Extract, from the listing that follows, each line containing the word "replies".

= = =

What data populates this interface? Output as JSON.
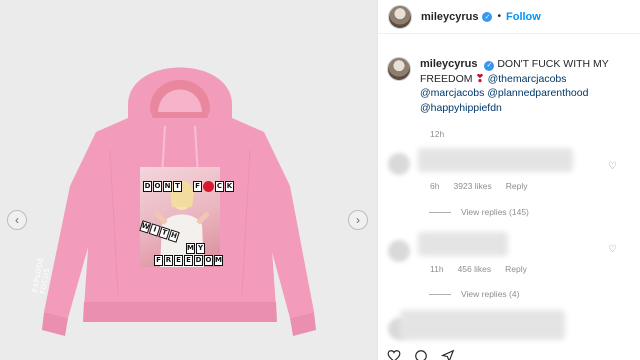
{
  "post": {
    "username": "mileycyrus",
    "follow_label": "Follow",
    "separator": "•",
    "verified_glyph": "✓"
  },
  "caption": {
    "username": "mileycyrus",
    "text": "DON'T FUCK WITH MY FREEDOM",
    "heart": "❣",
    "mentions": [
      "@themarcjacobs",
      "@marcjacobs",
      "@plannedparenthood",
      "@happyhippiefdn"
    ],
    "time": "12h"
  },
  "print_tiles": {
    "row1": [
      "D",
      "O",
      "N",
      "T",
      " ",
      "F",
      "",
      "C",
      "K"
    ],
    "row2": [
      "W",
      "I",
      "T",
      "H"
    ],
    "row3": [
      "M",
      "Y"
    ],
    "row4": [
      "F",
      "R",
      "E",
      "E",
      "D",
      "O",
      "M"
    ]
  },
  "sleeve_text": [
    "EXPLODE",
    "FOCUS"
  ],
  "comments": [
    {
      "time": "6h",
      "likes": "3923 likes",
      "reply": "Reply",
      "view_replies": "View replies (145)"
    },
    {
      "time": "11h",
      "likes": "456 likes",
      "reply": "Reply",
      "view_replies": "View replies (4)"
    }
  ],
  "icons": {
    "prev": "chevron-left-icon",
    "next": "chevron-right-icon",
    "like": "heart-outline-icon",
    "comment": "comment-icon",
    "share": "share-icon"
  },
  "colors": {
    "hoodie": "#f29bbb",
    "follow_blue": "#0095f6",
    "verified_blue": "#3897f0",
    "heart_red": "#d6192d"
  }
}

= = =

▶ _Worked solution_:
      "view_replies": "View replies (145)"
      "view_replies": "View replies (4)"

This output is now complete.